**Problem**. Retype the listing that follows, word for word.

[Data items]
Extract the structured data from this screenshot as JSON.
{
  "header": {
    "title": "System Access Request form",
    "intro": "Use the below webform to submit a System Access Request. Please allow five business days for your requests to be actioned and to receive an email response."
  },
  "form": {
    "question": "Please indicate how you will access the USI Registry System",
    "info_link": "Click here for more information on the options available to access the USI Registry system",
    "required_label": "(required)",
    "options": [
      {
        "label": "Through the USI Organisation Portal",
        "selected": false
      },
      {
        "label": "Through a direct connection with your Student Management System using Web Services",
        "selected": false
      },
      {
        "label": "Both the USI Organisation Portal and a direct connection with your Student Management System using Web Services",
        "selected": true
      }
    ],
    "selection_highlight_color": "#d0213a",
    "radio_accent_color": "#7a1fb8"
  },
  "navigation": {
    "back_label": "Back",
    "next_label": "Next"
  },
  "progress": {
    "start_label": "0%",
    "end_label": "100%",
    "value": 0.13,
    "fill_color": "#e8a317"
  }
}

**Solved exercise**.
Extract the structured data from this screenshot as JSON.
{
  "header": {
    "title": "System Access Request form",
    "intro": "Use the below webform to submit a System Access Request. Please allow five business days for your requests to be actioned and to receive an email response."
  },
  "form": {
    "question": "Please indicate how you will access the USI Registry System",
    "info_link": "Click here for more information on the options available to access the USI Registry system",
    "required_label": "(required)",
    "options": [
      {
        "label": "Through the USI Organisation Portal",
        "selected": false
      },
      {
        "label": "Through a direct connection with your Student Management System using Web Services",
        "selected": false
      },
      {
        "label": "Both the USI Organisation Portal and a direct connection with your Student Management System using Web Services",
        "selected": true
      }
    ],
    "selection_highlight_color": "#d0213a",
    "radio_accent_color": "#7a1fb8"
  },
  "navigation": {
    "back_label": "Back",
    "next_label": "Next"
  },
  "progress": {
    "start_label": "0%",
    "end_label": "100%",
    "value": 0.13,
    "fill_color": "#e8a317"
  }
}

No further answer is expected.